**Objective:** Reproduce the complete listing without any deviation.

**Source material:**
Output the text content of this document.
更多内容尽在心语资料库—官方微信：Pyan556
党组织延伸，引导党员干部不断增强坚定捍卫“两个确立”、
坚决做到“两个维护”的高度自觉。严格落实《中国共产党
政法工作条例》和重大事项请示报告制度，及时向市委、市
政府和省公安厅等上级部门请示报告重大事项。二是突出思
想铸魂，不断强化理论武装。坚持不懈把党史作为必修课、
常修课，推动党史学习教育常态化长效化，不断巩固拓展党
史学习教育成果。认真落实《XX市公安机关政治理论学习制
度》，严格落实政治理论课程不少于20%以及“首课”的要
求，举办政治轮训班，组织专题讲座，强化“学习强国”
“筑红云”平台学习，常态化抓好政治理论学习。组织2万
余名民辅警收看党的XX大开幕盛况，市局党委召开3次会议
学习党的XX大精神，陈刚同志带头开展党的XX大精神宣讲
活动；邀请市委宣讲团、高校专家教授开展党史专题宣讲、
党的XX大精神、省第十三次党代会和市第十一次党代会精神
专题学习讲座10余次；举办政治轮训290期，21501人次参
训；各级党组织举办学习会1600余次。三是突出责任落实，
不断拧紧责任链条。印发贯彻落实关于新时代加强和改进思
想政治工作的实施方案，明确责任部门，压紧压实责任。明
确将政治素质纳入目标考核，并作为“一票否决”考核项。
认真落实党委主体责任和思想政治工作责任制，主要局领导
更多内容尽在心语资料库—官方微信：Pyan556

**Final result:**
Output the text content of this document.
更多内容尽在心语资料库—官方微信：Pyan556
党组织延伸，引导党员干部不断增强坚定捍卫“两个确立”、
坚决做到“两个维护”的高度自觉。严格落实《中国共产党
政法工作条例》和重大事项请示报告制度，及时向市委、市
政府和省公安厅等上级部门请示报告重大事项。二是突出思
想铸魂，不断强化理论武装。坚持不懈把党史作为必修课、
常修课，推动党史学习教育常态化长效化，不断巩固拓展党
史学习教育成果。认真落实《XX市公安机关政治理论学习制
度》，严格落实政治理论课程不少于20%以及“首课”的要
求，举办政治轮训班，组织专题讲座，强化“学习强国”
“筑红云”平台学习，常态化抓好政治理论学习。组织2万
余名民辅警收看党的XX大开幕盛况，市局党委召开3次会议
学习党的XX大精神，陈刚同志带头开展党的XX大精神宣讲
活动；邀请市委宣讲团、高校专家教授开展党史专题宣讲、
党的XX大精神、省第十三次党代会和市第十一次党代会精神
专题学习讲座10余次；举办政治轮训290期，21501人次参
训；各级党组织举办学习会1600余次。三是突出责任落实，
不断拧紧责任链条。印发贯彻落实关于新时代加强和改进思
想政治工作的实施方案，明确责任部门，压紧压实责任。明
确将政治素质纳入目标考核，并作为“一票否决”考核项。
认真落实党委主体责任和思想政治工作责任制，主要局领导
更多内容尽在心语资料库—官方微信：Pyan556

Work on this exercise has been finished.